## GIVEN EXERCISE
Write out the material exactly, with the pictures left out.

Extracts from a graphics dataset
-----

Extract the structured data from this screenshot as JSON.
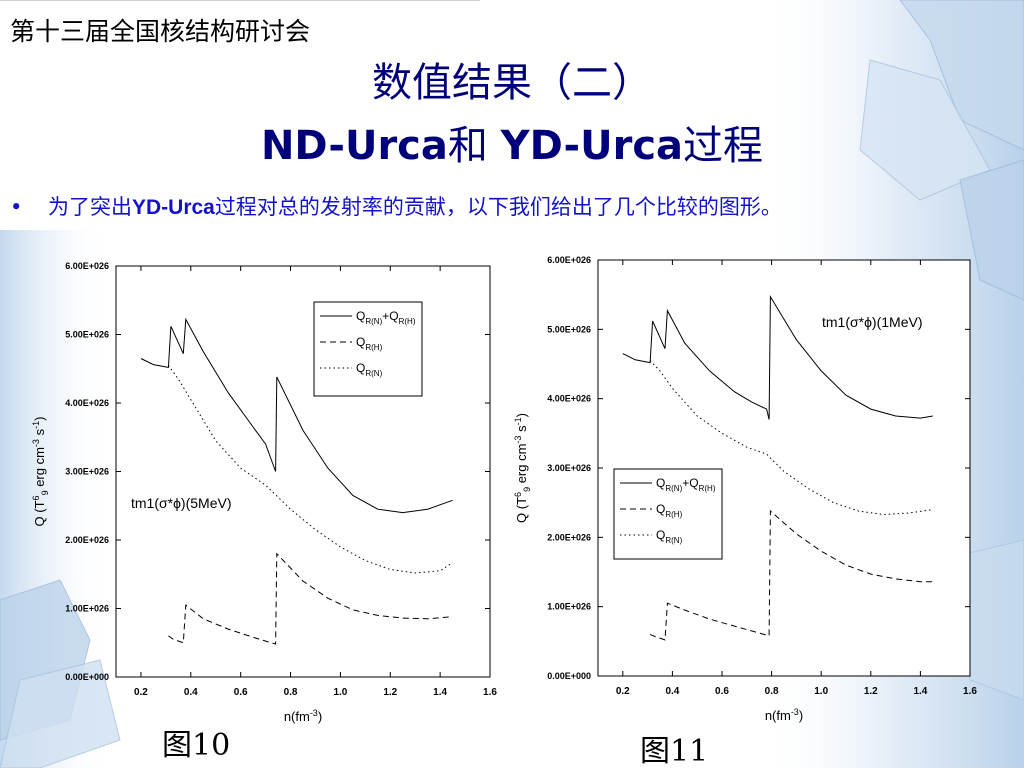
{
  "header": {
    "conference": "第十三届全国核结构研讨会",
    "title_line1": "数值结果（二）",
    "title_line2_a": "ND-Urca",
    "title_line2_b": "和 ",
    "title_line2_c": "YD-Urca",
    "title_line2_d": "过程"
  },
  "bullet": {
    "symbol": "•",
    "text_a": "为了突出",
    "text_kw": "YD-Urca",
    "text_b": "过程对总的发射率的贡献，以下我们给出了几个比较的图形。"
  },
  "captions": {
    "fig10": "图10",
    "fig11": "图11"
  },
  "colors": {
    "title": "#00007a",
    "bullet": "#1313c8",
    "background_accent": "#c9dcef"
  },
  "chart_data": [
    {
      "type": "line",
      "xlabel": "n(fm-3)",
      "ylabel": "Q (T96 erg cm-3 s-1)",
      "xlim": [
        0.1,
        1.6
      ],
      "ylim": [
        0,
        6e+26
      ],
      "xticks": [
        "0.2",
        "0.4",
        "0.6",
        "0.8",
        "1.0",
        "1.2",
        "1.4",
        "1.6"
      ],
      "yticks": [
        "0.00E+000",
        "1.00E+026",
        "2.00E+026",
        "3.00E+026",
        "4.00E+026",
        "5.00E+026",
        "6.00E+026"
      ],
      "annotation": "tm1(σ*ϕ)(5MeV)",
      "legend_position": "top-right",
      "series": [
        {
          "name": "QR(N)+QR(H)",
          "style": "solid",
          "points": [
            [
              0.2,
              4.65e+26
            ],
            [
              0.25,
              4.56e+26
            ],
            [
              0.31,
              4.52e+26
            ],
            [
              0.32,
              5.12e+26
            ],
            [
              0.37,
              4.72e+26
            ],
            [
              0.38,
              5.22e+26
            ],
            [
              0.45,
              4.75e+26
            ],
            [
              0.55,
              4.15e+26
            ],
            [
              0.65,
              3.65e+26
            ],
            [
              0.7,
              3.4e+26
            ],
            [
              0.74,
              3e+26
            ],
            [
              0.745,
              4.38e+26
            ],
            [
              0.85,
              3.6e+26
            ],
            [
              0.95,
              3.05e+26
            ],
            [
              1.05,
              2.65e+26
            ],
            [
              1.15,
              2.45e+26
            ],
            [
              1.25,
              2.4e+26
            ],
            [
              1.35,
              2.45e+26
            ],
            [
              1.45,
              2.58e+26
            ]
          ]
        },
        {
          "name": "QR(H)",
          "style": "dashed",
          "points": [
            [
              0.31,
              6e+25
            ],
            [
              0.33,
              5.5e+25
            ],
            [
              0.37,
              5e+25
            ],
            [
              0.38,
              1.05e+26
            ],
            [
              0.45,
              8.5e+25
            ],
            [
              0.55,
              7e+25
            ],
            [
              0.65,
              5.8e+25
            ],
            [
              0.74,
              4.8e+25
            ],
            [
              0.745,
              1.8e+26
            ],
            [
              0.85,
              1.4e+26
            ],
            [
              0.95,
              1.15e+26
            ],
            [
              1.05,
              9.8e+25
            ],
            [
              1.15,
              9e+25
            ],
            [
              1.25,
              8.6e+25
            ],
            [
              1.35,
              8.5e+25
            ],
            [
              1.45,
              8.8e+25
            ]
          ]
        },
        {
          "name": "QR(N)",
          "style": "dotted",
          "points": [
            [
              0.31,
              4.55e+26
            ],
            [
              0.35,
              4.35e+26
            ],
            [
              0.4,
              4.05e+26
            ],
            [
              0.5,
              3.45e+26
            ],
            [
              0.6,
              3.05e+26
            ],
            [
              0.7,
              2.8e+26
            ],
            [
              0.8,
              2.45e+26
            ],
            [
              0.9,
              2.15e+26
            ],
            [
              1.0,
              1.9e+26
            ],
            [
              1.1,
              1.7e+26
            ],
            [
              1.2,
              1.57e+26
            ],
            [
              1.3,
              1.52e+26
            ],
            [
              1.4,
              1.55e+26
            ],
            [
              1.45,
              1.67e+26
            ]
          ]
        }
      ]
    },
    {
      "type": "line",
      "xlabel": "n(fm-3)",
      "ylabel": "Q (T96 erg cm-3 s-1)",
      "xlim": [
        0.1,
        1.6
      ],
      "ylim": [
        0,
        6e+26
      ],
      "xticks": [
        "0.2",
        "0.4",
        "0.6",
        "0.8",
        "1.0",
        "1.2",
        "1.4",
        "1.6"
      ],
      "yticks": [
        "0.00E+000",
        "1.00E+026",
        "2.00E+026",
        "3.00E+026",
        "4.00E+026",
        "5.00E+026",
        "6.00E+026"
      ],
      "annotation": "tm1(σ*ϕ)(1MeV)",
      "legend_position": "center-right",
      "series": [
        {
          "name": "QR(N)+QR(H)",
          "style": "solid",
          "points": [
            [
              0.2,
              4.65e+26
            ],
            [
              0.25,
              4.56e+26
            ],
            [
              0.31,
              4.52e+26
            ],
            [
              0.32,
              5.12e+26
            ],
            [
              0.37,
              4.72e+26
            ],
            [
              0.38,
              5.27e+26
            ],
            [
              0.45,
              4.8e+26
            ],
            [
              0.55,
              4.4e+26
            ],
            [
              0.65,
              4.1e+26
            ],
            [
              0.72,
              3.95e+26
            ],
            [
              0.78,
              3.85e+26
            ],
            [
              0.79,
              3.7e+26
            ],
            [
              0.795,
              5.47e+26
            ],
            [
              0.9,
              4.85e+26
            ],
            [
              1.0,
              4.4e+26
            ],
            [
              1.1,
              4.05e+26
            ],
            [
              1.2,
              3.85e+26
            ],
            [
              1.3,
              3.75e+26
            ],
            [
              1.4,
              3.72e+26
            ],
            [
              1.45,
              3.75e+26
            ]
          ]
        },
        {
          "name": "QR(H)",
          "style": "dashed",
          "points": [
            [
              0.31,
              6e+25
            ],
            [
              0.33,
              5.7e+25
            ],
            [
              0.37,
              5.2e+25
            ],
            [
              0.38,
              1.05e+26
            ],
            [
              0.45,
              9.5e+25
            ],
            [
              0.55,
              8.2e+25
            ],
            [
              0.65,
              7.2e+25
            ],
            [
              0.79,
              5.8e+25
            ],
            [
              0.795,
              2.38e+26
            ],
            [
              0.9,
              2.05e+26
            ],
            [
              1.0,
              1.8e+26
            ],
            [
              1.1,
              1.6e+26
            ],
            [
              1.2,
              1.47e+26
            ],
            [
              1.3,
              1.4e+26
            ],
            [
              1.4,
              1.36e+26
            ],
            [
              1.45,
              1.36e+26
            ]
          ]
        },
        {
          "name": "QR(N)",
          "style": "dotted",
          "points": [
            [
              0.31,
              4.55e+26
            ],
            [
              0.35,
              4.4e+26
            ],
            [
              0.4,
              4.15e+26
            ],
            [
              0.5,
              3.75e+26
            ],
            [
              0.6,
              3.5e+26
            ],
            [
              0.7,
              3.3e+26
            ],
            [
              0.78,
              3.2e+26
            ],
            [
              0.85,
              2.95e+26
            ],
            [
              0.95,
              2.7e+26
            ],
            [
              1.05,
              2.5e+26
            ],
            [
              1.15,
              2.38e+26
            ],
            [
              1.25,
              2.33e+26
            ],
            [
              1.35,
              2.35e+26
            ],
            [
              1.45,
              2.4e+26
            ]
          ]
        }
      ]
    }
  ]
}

-----

## EXPECTED OUTPUT
Extract the structured data from this screenshot as JSON.
{
  "header": {
    "conference": "第十三届全国核结构研讨会",
    "title_line1": "数值结果（二）",
    "title_line2_a": "ND-Urca",
    "title_line2_b": "和 ",
    "title_line2_c": "YD-Urca",
    "title_line2_d": "过程"
  },
  "bullet": {
    "symbol": "•",
    "text_a": "为了突出",
    "text_kw": "YD-Urca",
    "text_b": "过程对总的发射率的贡献，以下我们给出了几个比较的图形。"
  },
  "captions": {
    "fig10": "图10",
    "fig11": "图11"
  },
  "colors": {
    "title": "#00007a",
    "bullet": "#1313c8",
    "background_accent": "#c9dcef"
  },
  "chart_data": [
    {
      "type": "line",
      "xlabel": "n(fm-3)",
      "ylabel": "Q (T96 erg cm-3 s-1)",
      "xlim": [
        0.1,
        1.6
      ],
      "ylim": [
        0,
        6e+26
      ],
      "xticks": [
        "0.2",
        "0.4",
        "0.6",
        "0.8",
        "1.0",
        "1.2",
        "1.4",
        "1.6"
      ],
      "yticks": [
        "0.00E+000",
        "1.00E+026",
        "2.00E+026",
        "3.00E+026",
        "4.00E+026",
        "5.00E+026",
        "6.00E+026"
      ],
      "annotation": "tm1(σ*ϕ)(5MeV)",
      "legend_position": "top-right",
      "series": [
        {
          "name": "QR(N)+QR(H)",
          "style": "solid",
          "points": [
            [
              0.2,
              4.65e+26
            ],
            [
              0.25,
              4.56e+26
            ],
            [
              0.31,
              4.52e+26
            ],
            [
              0.32,
              5.12e+26
            ],
            [
              0.37,
              4.72e+26
            ],
            [
              0.38,
              5.22e+26
            ],
            [
              0.45,
              4.75e+26
            ],
            [
              0.55,
              4.15e+26
            ],
            [
              0.65,
              3.65e+26
            ],
            [
              0.7,
              3.4e+26
            ],
            [
              0.74,
              3e+26
            ],
            [
              0.745,
              4.38e+26
            ],
            [
              0.85,
              3.6e+26
            ],
            [
              0.95,
              3.05e+26
            ],
            [
              1.05,
              2.65e+26
            ],
            [
              1.15,
              2.45e+26
            ],
            [
              1.25,
              2.4e+26
            ],
            [
              1.35,
              2.45e+26
            ],
            [
              1.45,
              2.58e+26
            ]
          ]
        },
        {
          "name": "QR(H)",
          "style": "dashed",
          "points": [
            [
              0.31,
              6e+25
            ],
            [
              0.33,
              5.5e+25
            ],
            [
              0.37,
              5e+25
            ],
            [
              0.38,
              1.05e+26
            ],
            [
              0.45,
              8.5e+25
            ],
            [
              0.55,
              7e+25
            ],
            [
              0.65,
              5.8e+25
            ],
            [
              0.74,
              4.8e+25
            ],
            [
              0.745,
              1.8e+26
            ],
            [
              0.85,
              1.4e+26
            ],
            [
              0.95,
              1.15e+26
            ],
            [
              1.05,
              9.8e+25
            ],
            [
              1.15,
              9e+25
            ],
            [
              1.25,
              8.6e+25
            ],
            [
              1.35,
              8.5e+25
            ],
            [
              1.45,
              8.8e+25
            ]
          ]
        },
        {
          "name": "QR(N)",
          "style": "dotted",
          "points": [
            [
              0.31,
              4.55e+26
            ],
            [
              0.35,
              4.35e+26
            ],
            [
              0.4,
              4.05e+26
            ],
            [
              0.5,
              3.45e+26
            ],
            [
              0.6,
              3.05e+26
            ],
            [
              0.7,
              2.8e+26
            ],
            [
              0.8,
              2.45e+26
            ],
            [
              0.9,
              2.15e+26
            ],
            [
              1.0,
              1.9e+26
            ],
            [
              1.1,
              1.7e+26
            ],
            [
              1.2,
              1.57e+26
            ],
            [
              1.3,
              1.52e+26
            ],
            [
              1.4,
              1.55e+26
            ],
            [
              1.45,
              1.67e+26
            ]
          ]
        }
      ]
    },
    {
      "type": "line",
      "xlabel": "n(fm-3)",
      "ylabel": "Q (T96 erg cm-3 s-1)",
      "xlim": [
        0.1,
        1.6
      ],
      "ylim": [
        0,
        6e+26
      ],
      "xticks": [
        "0.2",
        "0.4",
        "0.6",
        "0.8",
        "1.0",
        "1.2",
        "1.4",
        "1.6"
      ],
      "yticks": [
        "0.00E+000",
        "1.00E+026",
        "2.00E+026",
        "3.00E+026",
        "4.00E+026",
        "5.00E+026",
        "6.00E+026"
      ],
      "annotation": "tm1(σ*ϕ)(1MeV)",
      "legend_position": "center-right",
      "series": [
        {
          "name": "QR(N)+QR(H)",
          "style": "solid",
          "points": [
            [
              0.2,
              4.65e+26
            ],
            [
              0.25,
              4.56e+26
            ],
            [
              0.31,
              4.52e+26
            ],
            [
              0.32,
              5.12e+26
            ],
            [
              0.37,
              4.72e+26
            ],
            [
              0.38,
              5.27e+26
            ],
            [
              0.45,
              4.8e+26
            ],
            [
              0.55,
              4.4e+26
            ],
            [
              0.65,
              4.1e+26
            ],
            [
              0.72,
              3.95e+26
            ],
            [
              0.78,
              3.85e+26
            ],
            [
              0.79,
              3.7e+26
            ],
            [
              0.795,
              5.47e+26
            ],
            [
              0.9,
              4.85e+26
            ],
            [
              1.0,
              4.4e+26
            ],
            [
              1.1,
              4.05e+26
            ],
            [
              1.2,
              3.85e+26
            ],
            [
              1.3,
              3.75e+26
            ],
            [
              1.4,
              3.72e+26
            ],
            [
              1.45,
              3.75e+26
            ]
          ]
        },
        {
          "name": "QR(H)",
          "style": "dashed",
          "points": [
            [
              0.31,
              6e+25
            ],
            [
              0.33,
              5.7e+25
            ],
            [
              0.37,
              5.2e+25
            ],
            [
              0.38,
              1.05e+26
            ],
            [
              0.45,
              9.5e+25
            ],
            [
              0.55,
              8.2e+25
            ],
            [
              0.65,
              7.2e+25
            ],
            [
              0.79,
              5.8e+25
            ],
            [
              0.795,
              2.38e+26
            ],
            [
              0.9,
              2.05e+26
            ],
            [
              1.0,
              1.8e+26
            ],
            [
              1.1,
              1.6e+26
            ],
            [
              1.2,
              1.47e+26
            ],
            [
              1.3,
              1.4e+26
            ],
            [
              1.4,
              1.36e+26
            ],
            [
              1.45,
              1.36e+26
            ]
          ]
        },
        {
          "name": "QR(N)",
          "style": "dotted",
          "points": [
            [
              0.31,
              4.55e+26
            ],
            [
              0.35,
              4.4e+26
            ],
            [
              0.4,
              4.15e+26
            ],
            [
              0.5,
              3.75e+26
            ],
            [
              0.6,
              3.5e+26
            ],
            [
              0.7,
              3.3e+26
            ],
            [
              0.78,
              3.2e+26
            ],
            [
              0.85,
              2.95e+26
            ],
            [
              0.95,
              2.7e+26
            ],
            [
              1.05,
              2.5e+26
            ],
            [
              1.15,
              2.38e+26
            ],
            [
              1.25,
              2.33e+26
            ],
            [
              1.35,
              2.35e+26
            ],
            [
              1.45,
              2.4e+26
            ]
          ]
        }
      ]
    }
  ]
}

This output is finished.